Short task:
Take each line containing "contient" and report it exactly as written.
===== Entries provided =====
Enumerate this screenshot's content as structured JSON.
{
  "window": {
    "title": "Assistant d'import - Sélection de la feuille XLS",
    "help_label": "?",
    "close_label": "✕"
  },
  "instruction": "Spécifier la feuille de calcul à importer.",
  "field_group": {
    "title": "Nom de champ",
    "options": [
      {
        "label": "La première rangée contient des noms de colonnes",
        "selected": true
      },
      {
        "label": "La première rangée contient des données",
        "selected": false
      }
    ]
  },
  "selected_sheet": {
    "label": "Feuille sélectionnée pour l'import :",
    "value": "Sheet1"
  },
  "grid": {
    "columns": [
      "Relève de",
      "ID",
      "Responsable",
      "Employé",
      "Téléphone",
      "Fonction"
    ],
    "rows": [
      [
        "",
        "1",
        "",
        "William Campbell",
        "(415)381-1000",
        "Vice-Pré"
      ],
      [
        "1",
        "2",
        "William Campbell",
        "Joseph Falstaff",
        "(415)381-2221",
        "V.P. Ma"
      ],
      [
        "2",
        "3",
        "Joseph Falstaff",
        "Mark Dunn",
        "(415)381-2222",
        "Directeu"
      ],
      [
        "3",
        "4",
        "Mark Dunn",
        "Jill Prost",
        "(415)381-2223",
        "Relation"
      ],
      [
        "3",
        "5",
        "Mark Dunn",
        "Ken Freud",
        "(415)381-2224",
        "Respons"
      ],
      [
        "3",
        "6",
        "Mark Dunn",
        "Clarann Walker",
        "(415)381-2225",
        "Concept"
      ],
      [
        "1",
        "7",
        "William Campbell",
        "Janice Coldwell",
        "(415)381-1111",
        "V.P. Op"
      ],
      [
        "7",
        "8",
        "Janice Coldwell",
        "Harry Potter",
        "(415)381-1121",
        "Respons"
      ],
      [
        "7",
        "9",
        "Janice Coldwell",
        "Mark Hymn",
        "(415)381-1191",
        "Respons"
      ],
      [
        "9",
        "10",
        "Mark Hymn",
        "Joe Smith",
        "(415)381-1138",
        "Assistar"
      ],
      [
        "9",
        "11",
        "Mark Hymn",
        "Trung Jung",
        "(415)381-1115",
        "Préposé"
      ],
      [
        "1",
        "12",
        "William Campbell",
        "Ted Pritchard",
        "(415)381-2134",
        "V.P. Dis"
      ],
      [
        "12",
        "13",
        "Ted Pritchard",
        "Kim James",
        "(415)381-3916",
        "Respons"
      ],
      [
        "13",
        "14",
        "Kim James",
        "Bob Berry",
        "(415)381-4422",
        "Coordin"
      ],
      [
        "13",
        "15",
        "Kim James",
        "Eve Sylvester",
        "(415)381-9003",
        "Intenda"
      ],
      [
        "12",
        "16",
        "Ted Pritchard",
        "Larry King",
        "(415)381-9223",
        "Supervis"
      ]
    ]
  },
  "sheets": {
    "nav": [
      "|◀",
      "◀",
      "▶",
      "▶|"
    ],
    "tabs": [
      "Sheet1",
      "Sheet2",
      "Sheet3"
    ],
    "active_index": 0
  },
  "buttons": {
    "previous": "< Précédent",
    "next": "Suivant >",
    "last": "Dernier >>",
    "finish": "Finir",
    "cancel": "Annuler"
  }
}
=====
Complete output:
        "label": "La première rangée contient des noms de colonnes",
        "label": "La première rangée contient des données",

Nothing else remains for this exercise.